[AIM]
Leave out every picture, and return exactly the lines from the line containing "Give me a plain-text" through the end of the records below, both inclusive.

[DATASET EXCERPTS]
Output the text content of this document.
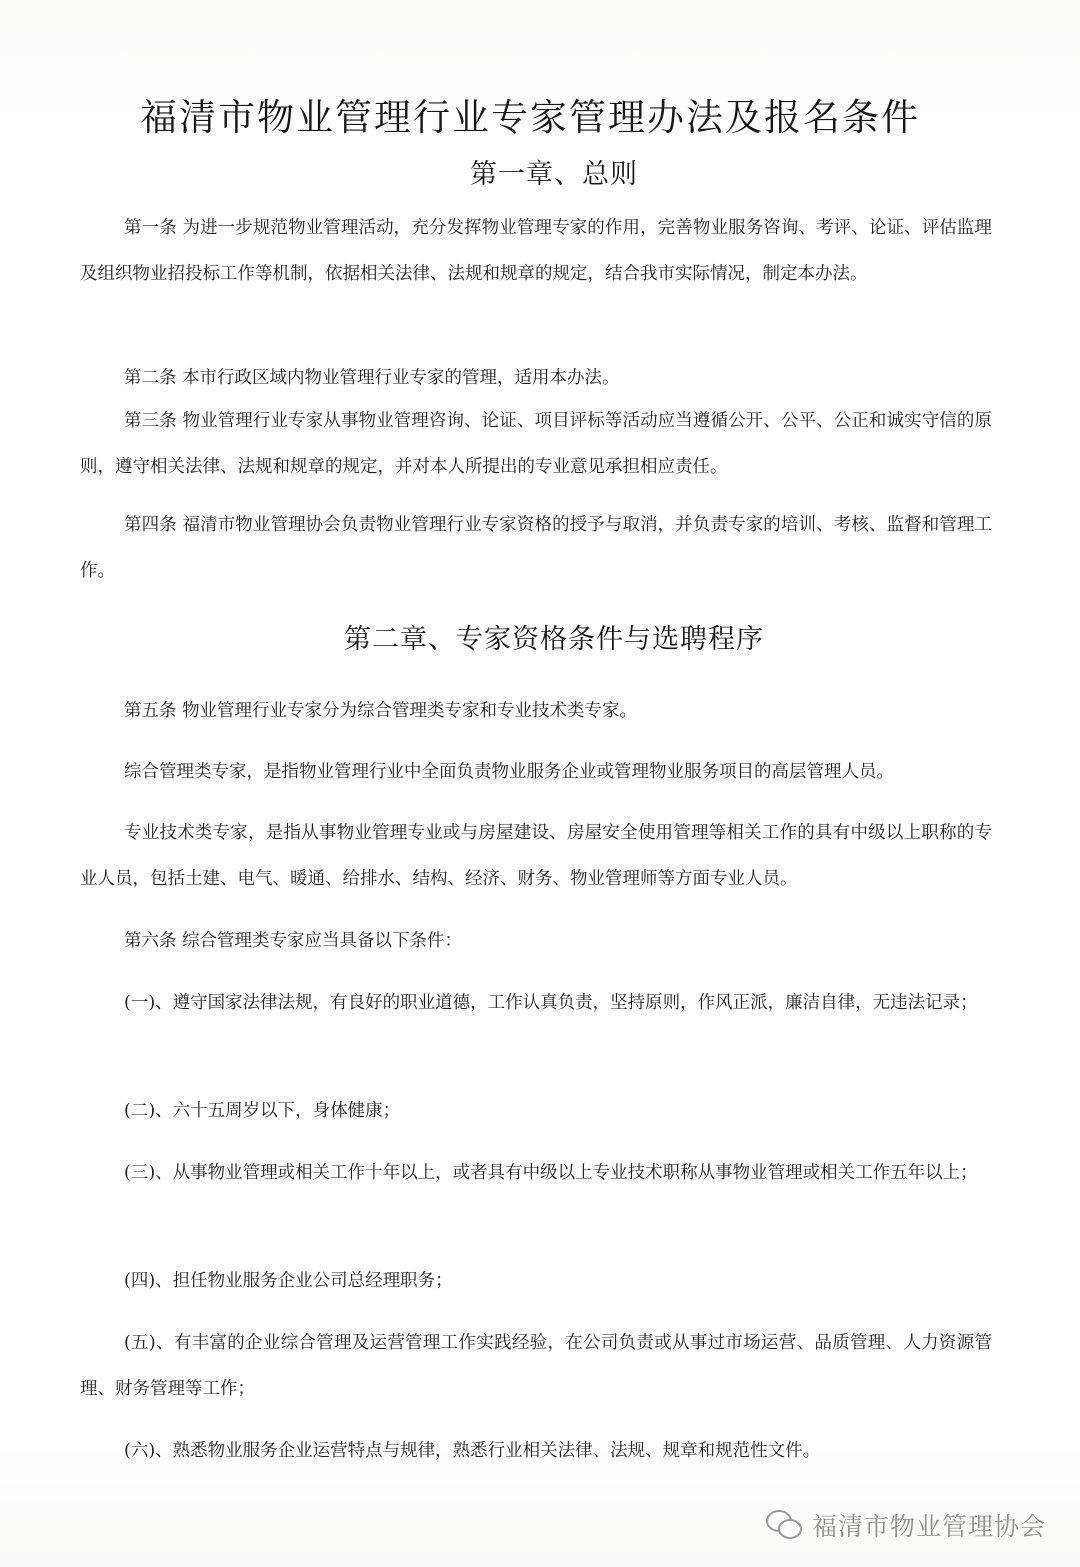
福清市物业管理行业专家管理办法及报名条件
第一章、总则

第一条 为进一步规范物业管理活动，充分发挥物业管理专家的作用，完善物业服务咨询、考评、论证、评估监理及组织物业招投标工作等机制，依据相关法律、法规和规章的规定，结合我市实际情况，制定本办法。

第二条 本市行政区域内物业管理行业专家的管理，适用本办法。

第三条 物业管理行业专家从事物业管理咨询、论证、项目评标等活动应当遵循公开、公平、公正和诚实守信的原则，遵守相关法律、法规和规章的规定，并对本人所提出的专业意见承担相应责任。

第四条 福清市物业管理协会负责物业管理行业专家资格的授予与取消，并负责专家的培训、考核、监督和管理工作。

第二章、专家资格条件与选聘程序

第五条 物业管理行业专家分为综合管理类专家和专业技术类专家。

综合管理类专家，是指物业管理行业中全面负责物业服务企业或管理物业服务项目的高层管理人员。

专业技术类专家，是指从事物业管理专业或与房屋建设、房屋安全使用管理等相关工作的具有中级以上职称的专业人员，包括土建、电气、暖通、给排水、结构、经济、财务、物业管理师等方面专业人员。

第六条 综合管理类专家应当具备以下条件：

(一)、遵守国家法律法规，有良好的职业道德，工作认真负责，坚持原则，作风正派，廉洁自律，无违法记录；

(二)、六十五周岁以下，身体健康；

(三)、从事物业管理或相关工作十年以上，或者具有中级以上专业技术职称从事物业管理或相关工作五年以上；

(四)、担任物业服务企业公司总经理职务；

(五)、有丰富的企业综合管理及运营管理工作实践经验，在公司负责或从事过市场运营、品质管理、人力资源管理、财务管理等工作；

(六)、熟悉物业服务企业运营特点与规律，熟悉行业相关法律、法规、规章和规范性文件。

福清市物业管理协会
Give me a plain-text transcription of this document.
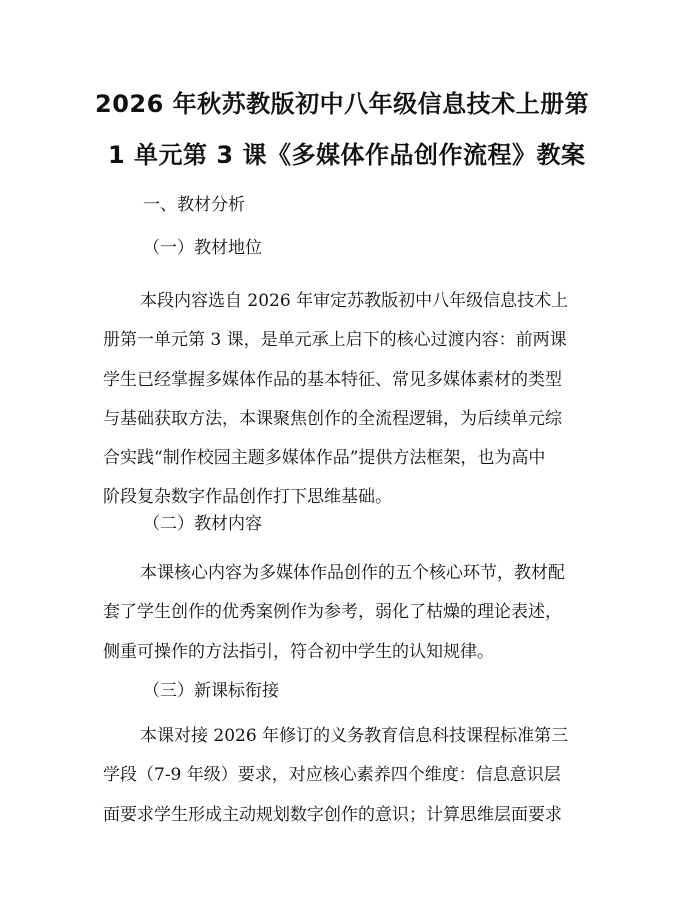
2026 年秋苏教版初中八年级信息技术上册第
1 单元第 3 课《多媒体作品创作流程》教案
一、教材分析
（一）教材地位
本段内容选自 2026 年审定苏教版初中八年级信息技术上
册第一单元第 3 课，是单元承上启下的核心过渡内容：前两课
学生已经掌握多媒体作品的基本特征、常见多媒体素材的类型
与基础获取方法，本课聚焦创作的全流程逻辑，为后续单元综
合实践“制作校园主题多媒体作品”提供方法框架，也为高中
阶段复杂数字作品创作打下思维基础。
（二）教材内容
本课核心内容为多媒体作品创作的五个核心环节，教材配
套了学生创作的优秀案例作为参考，弱化了枯燥的理论表述，
侧重可操作的方法指引，符合初中学生的认知规律。
（三）新课标衔接
本课对接 2026 年修订的义务教育信息科技课程标准第三
学段（7-9 年级）要求，对应核心素养四个维度：信息意识层
面要求学生形成主动规划数字创作的意识；计算思维层面要求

[COMPLETED EXERCISE]
Give me a plain-text transcription of this document.
2026 年秋苏教版初中八年级信息技术上册第
1 单元第 3 课《多媒体作品创作流程》教案
一、教材分析
（一）教材地位
本段内容选自 2026 年审定苏教版初中八年级信息技术上
册第一单元第 3 课，是单元承上启下的核心过渡内容：前两课
学生已经掌握多媒体作品的基本特征、常见多媒体素材的类型
与基础获取方法，本课聚焦创作的全流程逻辑，为后续单元综
合实践“制作校园主题多媒体作品”提供方法框架，也为高中
阶段复杂数字作品创作打下思维基础。
（二）教材内容
本课核心内容为多媒体作品创作的五个核心环节，教材配
套了学生创作的优秀案例作为参考，弱化了枯燥的理论表述，
侧重可操作的方法指引，符合初中学生的认知规律。
（三）新课标衔接
本课对接 2026 年修订的义务教育信息科技课程标准第三
学段（7-9 年级）要求，对应核心素养四个维度：信息意识层
面要求学生形成主动规划数字创作的意识；计算思维层面要求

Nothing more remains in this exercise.